_Instructions to follow_.
All material below is to be reproduced exactly.

_Data in this exercise_.
^^^^
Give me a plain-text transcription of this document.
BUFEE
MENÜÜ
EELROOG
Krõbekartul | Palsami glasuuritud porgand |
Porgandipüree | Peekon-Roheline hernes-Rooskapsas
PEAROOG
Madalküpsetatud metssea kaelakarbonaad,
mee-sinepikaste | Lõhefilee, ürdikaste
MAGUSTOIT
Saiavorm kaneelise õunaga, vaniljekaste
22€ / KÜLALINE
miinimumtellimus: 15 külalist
^^^^
_Answer below_.
Give me a plain-text transcription of this document.
BUFEE
MENÜÜ
EELROOG
Krõbekartul | Palsami glasuuritud porgand |
Porgandipüree | Peekon-Roheline hernes-Rooskapsas
PEAROOG
Madalküpsetatud metssea kaelakarbonaad,
mee-sinepikaste | Lõhefilee, ürdikaste
MAGUSTOIT
Saiavorm kaneelise õunaga, vaniljekaste
22€ / KÜLALINE
miinimumtellimus: 15 külalist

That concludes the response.